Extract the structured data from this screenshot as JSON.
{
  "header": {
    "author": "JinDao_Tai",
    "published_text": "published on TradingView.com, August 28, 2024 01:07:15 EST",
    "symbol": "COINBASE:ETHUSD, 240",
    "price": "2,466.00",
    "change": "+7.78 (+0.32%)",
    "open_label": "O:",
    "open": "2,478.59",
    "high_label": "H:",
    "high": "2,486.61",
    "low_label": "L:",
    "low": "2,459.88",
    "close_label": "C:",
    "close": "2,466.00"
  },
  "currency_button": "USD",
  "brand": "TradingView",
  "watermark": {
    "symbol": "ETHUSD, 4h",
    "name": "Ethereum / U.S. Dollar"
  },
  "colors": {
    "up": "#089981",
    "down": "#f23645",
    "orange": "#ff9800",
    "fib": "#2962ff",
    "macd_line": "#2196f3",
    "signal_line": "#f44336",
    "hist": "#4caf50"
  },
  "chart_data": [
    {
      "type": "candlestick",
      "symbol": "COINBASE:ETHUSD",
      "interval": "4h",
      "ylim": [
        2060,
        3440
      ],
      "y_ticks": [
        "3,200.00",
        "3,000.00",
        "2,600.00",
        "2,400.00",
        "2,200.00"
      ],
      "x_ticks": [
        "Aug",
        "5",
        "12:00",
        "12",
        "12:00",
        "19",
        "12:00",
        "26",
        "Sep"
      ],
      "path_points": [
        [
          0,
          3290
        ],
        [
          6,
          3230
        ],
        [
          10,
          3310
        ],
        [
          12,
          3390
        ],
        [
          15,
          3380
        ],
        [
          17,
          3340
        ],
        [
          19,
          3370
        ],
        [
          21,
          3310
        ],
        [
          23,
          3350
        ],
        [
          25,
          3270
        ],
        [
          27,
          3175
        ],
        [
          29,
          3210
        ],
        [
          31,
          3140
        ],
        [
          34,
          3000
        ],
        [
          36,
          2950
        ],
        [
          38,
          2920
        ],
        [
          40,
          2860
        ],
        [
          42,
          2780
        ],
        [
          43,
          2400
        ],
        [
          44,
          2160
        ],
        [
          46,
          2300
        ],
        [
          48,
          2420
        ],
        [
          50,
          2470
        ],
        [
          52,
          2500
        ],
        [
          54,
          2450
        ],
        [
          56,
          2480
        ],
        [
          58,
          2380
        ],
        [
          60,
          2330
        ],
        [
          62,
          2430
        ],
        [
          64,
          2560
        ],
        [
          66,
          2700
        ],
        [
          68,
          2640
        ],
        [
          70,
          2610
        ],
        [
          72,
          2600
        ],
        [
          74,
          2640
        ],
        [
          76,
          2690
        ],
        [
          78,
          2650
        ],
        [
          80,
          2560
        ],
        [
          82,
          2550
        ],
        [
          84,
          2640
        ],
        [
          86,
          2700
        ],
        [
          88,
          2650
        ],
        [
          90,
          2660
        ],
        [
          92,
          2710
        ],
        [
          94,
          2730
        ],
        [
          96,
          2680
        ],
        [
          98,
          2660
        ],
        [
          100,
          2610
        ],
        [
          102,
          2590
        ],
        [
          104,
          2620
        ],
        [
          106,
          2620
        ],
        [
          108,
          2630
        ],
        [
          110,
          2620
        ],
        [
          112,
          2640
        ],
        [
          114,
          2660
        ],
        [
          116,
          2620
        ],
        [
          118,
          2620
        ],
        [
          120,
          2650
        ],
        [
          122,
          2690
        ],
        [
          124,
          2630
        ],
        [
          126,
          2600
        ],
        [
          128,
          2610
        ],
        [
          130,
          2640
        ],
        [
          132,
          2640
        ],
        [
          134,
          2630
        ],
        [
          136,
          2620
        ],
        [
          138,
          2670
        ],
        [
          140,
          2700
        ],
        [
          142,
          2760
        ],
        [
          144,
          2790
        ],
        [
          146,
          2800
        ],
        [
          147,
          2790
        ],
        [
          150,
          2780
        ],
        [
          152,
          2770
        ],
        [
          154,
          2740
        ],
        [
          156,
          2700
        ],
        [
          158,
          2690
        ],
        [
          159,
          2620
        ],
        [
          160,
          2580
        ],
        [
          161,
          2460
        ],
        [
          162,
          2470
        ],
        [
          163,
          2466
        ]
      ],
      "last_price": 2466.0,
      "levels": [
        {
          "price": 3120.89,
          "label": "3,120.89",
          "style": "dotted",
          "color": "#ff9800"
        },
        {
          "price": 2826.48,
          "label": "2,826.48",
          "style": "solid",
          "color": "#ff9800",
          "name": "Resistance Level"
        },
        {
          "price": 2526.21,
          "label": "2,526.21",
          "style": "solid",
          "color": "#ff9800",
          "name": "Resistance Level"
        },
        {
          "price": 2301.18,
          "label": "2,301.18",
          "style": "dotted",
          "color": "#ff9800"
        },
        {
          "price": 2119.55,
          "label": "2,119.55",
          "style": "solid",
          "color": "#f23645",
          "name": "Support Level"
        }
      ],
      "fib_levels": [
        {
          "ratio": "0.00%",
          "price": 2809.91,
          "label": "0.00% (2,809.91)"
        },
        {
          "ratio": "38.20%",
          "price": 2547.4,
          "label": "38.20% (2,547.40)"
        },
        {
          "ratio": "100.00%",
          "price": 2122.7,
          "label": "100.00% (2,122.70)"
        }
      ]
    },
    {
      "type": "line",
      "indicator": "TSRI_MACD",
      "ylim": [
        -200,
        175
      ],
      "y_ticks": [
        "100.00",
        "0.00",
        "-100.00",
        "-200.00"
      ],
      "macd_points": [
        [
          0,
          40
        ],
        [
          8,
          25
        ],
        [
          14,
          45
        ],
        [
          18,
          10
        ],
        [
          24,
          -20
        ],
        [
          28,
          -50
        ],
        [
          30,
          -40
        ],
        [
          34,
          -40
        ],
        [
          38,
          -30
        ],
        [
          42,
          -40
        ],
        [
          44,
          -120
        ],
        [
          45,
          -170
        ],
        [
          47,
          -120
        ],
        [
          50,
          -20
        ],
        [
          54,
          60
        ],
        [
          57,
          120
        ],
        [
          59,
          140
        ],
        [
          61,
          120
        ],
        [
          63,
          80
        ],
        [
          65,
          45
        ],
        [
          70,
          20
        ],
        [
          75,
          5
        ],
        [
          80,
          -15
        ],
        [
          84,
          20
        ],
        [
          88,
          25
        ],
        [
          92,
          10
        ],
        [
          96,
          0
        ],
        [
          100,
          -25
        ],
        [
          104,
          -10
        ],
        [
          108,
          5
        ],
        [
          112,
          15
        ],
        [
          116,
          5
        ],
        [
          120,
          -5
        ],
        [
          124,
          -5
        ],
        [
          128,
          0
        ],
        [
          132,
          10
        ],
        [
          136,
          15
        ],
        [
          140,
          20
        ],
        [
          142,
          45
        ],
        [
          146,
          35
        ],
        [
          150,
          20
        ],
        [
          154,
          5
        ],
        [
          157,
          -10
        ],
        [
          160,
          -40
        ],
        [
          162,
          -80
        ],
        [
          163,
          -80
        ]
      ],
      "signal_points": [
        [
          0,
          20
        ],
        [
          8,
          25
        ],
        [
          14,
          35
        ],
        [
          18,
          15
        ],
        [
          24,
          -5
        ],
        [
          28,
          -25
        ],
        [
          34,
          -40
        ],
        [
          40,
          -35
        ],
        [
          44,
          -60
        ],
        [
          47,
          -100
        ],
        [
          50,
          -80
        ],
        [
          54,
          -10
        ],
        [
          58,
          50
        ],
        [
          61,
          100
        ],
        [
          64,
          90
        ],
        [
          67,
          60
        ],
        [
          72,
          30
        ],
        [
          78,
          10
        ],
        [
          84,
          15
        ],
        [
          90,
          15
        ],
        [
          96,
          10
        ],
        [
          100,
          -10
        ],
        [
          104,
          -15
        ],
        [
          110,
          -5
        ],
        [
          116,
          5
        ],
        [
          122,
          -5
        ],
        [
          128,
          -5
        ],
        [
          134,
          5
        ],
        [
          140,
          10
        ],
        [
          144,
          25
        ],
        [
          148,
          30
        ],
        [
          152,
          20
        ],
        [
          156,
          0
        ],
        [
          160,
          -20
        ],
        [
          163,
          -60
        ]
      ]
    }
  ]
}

══════════

● **THE REQUEST**
Return, from the data, each line that has the word "symbol" in it.

● **THE RESPONSE**
    "symbol": "COINBASE:ETHUSD, 240",
    "symbol": "ETHUSD, 4h",
      "symbol": "COINBASE:ETHUSD",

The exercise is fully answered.